WHAT TO PRODUCE. Transcribe the material word for word, but without the images.

GIVEN RECORDS.
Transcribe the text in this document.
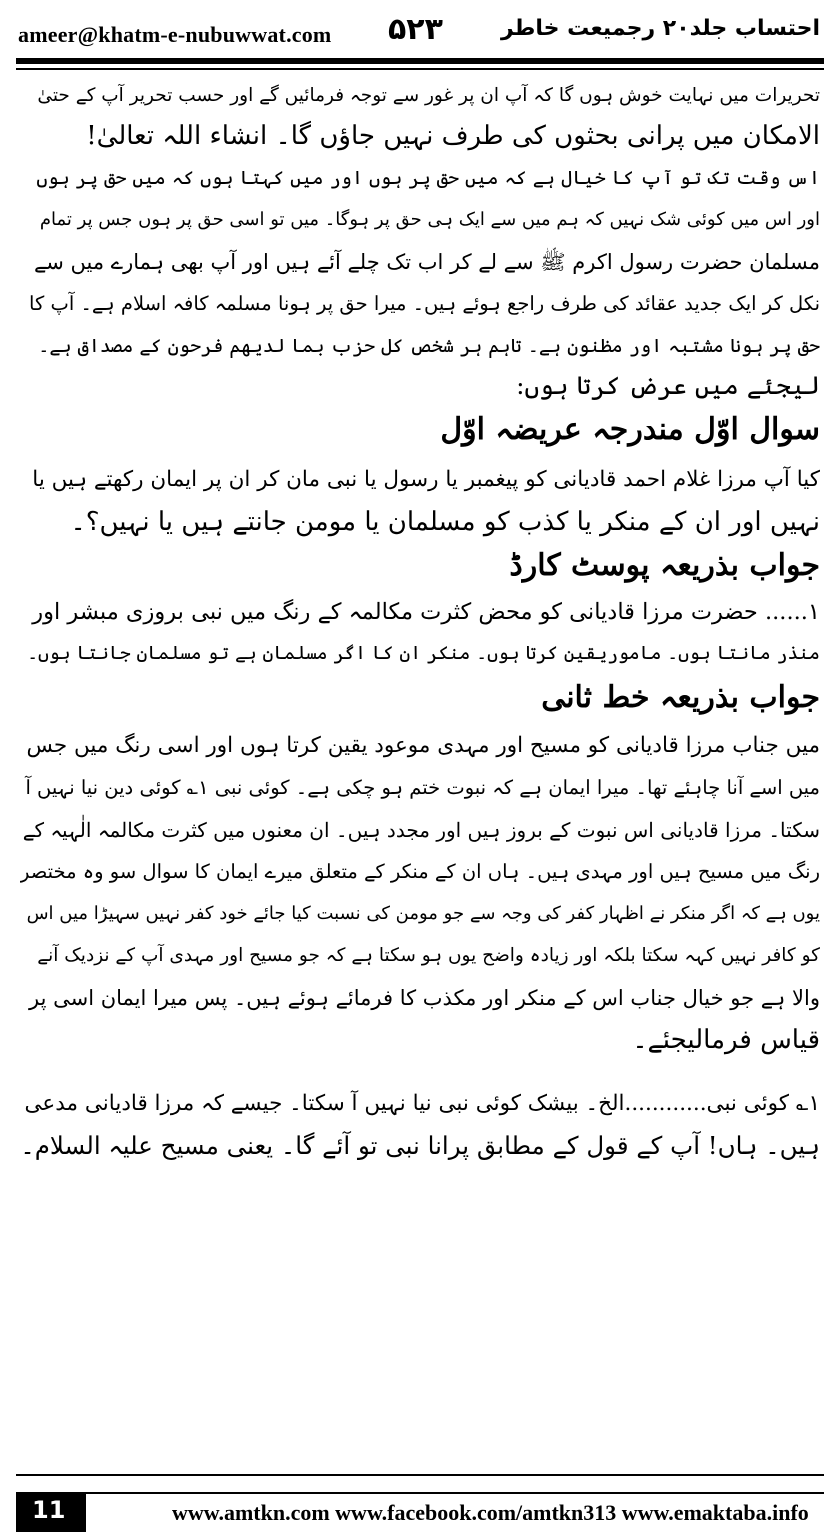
ameer@khatm-e-nubuwwat.com ۵۲۳	احتساب جلد۲۰ رجمیعت خاطر
تحریرات میں نہایت خوش ہوں گا کہ آپ ان پر غور سے توجہ فرمائیں گے اور حسب تحریر آپ کے حتیٰ
الامکان میں پرانی بحثوں کی طرف نہیں جاؤں گا۔ انشاء اللہ تعالیٰ!
اس وقت تک تو آپ کا خیال ہے کہ میں حق پر ہوں اور میں کہتا ہوں کہ میں حق پر ہوں
اور اس میں کوئی شک نہیں کہ ہم میں سے ایک ہی حق پر ہوگا۔ میں تو اسی حق پر ہوں جس پر تمام
مسلمان حضرت رسول اکرم ﷺ سے لے کر اب تک چلے آئے ہیں اور آپ بھی ہمارے میں سے
نکل کر ایک جدید عقائد کی طرف راجع ہوئے ہیں۔ میرا حق پر ہونا مسلمہ کافہ اسلام ہے۔ آپ کا
حق پر ہونا مشتبہ اور مظنون ہے۔ تاہم ہر شخص کل حزب بما لدیھم فرحون کے مصداق ہے۔
لیجئے میں عرض کرتا ہوں:
سوال اوّل مندرجہ عریضہ اوّل
کیا آپ مرزا غلام احمد قادیانی کو پیغمبر یا رسول یا نبی مان کر ان پر ایمان رکھتے ہیں یا
نہیں اور ان کے منکر یا کذب کو مسلمان یا مومن جانتے ہیں یا نہیں؟۔
جواب بذریعہ پوسٹ کارڈ
۱...... حضرت مرزا قادیانی کو محض کثرت مکالمہ کے رنگ میں نبی بروزی مبشر اور
منذر مانتا ہوں۔ ماموریقین کرتا ہوں۔ منکر ان کا اگر مسلمان ہے تو مسلمان جانتا ہوں۔
جواب بذریعہ خط ثانی
میں جناب مرزا قادیانی کو مسیح اور مہدی موعود یقین کرتا ہوں اور اسی رنگ میں جس
میں اسے آنا چاہئے تھا۔ میرا ایمان ہے کہ نبوت ختم ہو چکی ہے۔ کوئی نبی ۱؎ کوئی دین نیا نہیں آ
سکتا۔ مرزا قادیانی اس نبوت کے بروز ہیں اور مجدد ہیں۔ ان معنوں میں کثرت مکالمہ الٰہیہ کے
رنگ میں مسیح ہیں اور مہدی ہیں۔ ہاں ان کے منکر کے متعلق میرے ایمان کا سوال سو وہ مختصر
یوں ہے کہ اگر منکر نے اظہار کفر کی وجہ سے جو مومن کی نسبت کیا جائے خود کفر نہیں سہیڑا میں اس
کو کافر نہیں کہہ سکتا بلکہ اور زیادہ واضح یوں ہو سکتا ہے کہ جو مسیح اور مہدی آپ کے نزدیک آنے
والا ہے جو خیال جناب اس کے منکر اور مکذب کا فرمائے ہوئے ہیں۔ پس میرا ایمان اسی پر
قیاس فرمالیجئے۔
۱؎ کوئی نبی............الخ۔ بیشک کوئی نبی نیا نہیں آ سکتا۔ جیسے کہ مرزا قادیانی مدعی
ہیں۔ ہاں! آپ کے قول کے مطابق پرانا نبی تو آئے گا۔ یعنی مسیح علیہ السلام۔
11	www.amtkn.com www.facebook.com/amtkn313 www.emaktaba.info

FINISHED ANSWER.
Transcribe the text in this document.
ameer@khatm-e-nubuwwat.com ۵۲۳	احتساب جلد۲۰ رجمیعت خاطر
تحریرات میں نہایت خوش ہوں گا کہ آپ ان پر غور سے توجہ فرمائیں گے اور حسب تحریر آپ کے حتیٰ
الامکان میں پرانی بحثوں کی طرف نہیں جاؤں گا۔ انشاء اللہ تعالیٰ!
اس وقت تک تو آپ کا خیال ہے کہ میں حق پر ہوں اور میں کہتا ہوں کہ میں حق پر ہوں
اور اس میں کوئی شک نہیں کہ ہم میں سے ایک ہی حق پر ہوگا۔ میں تو اسی حق پر ہوں جس پر تمام
مسلمان حضرت رسول اکرم ﷺ سے لے کر اب تک چلے آئے ہیں اور آپ بھی ہمارے میں سے
نکل کر ایک جدید عقائد کی طرف راجع ہوئے ہیں۔ میرا حق پر ہونا مسلمہ کافہ اسلام ہے۔ آپ کا
حق پر ہونا مشتبہ اور مظنون ہے۔ تاہم ہر شخص کل حزب بما لدیھم فرحون کے مصداق ہے۔
لیجئے میں عرض کرتا ہوں:
سوال اوّل مندرجہ عریضہ اوّل
کیا آپ مرزا غلام احمد قادیانی کو پیغمبر یا رسول یا نبی مان کر ان پر ایمان رکھتے ہیں یا
نہیں اور ان کے منکر یا کذب کو مسلمان یا مومن جانتے ہیں یا نہیں؟۔
جواب بذریعہ پوسٹ کارڈ
۱...... حضرت مرزا قادیانی کو محض کثرت مکالمہ کے رنگ میں نبی بروزی مبشر اور
منذر مانتا ہوں۔ ماموریقین کرتا ہوں۔ منکر ان کا اگر مسلمان ہے تو مسلمان جانتا ہوں۔
جواب بذریعہ خط ثانی
میں جناب مرزا قادیانی کو مسیح اور مہدی موعود یقین کرتا ہوں اور اسی رنگ میں جس
میں اسے آنا چاہئے تھا۔ میرا ایمان ہے کہ نبوت ختم ہو چکی ہے۔ کوئی نبی ۱؎ کوئی دین نیا نہیں آ
سکتا۔ مرزا قادیانی اس نبوت کے بروز ہیں اور مجدد ہیں۔ ان معنوں میں کثرت مکالمہ الٰہیہ کے
رنگ میں مسیح ہیں اور مہدی ہیں۔ ہاں ان کے منکر کے متعلق میرے ایمان کا سوال سو وہ مختصر
یوں ہے کہ اگر منکر نے اظہار کفر کی وجہ سے جو مومن کی نسبت کیا جائے خود کفر نہیں سہیڑا میں اس
کو کافر نہیں کہہ سکتا بلکہ اور زیادہ واضح یوں ہو سکتا ہے کہ جو مسیح اور مہدی آپ کے نزدیک آنے
والا ہے جو خیال جناب اس کے منکر اور مکذب کا فرمائے ہوئے ہیں۔ پس میرا ایمان اسی پر
قیاس فرمالیجئے۔
۱؎ کوئی نبی............الخ۔ بیشک کوئی نبی نیا نہیں آ سکتا۔ جیسے کہ مرزا قادیانی مدعی
ہیں۔ ہاں! آپ کے قول کے مطابق پرانا نبی تو آئے گا۔ یعنی مسیح علیہ السلام۔
11	www.amtkn.com www.facebook.com/amtkn313 www.emaktaba.info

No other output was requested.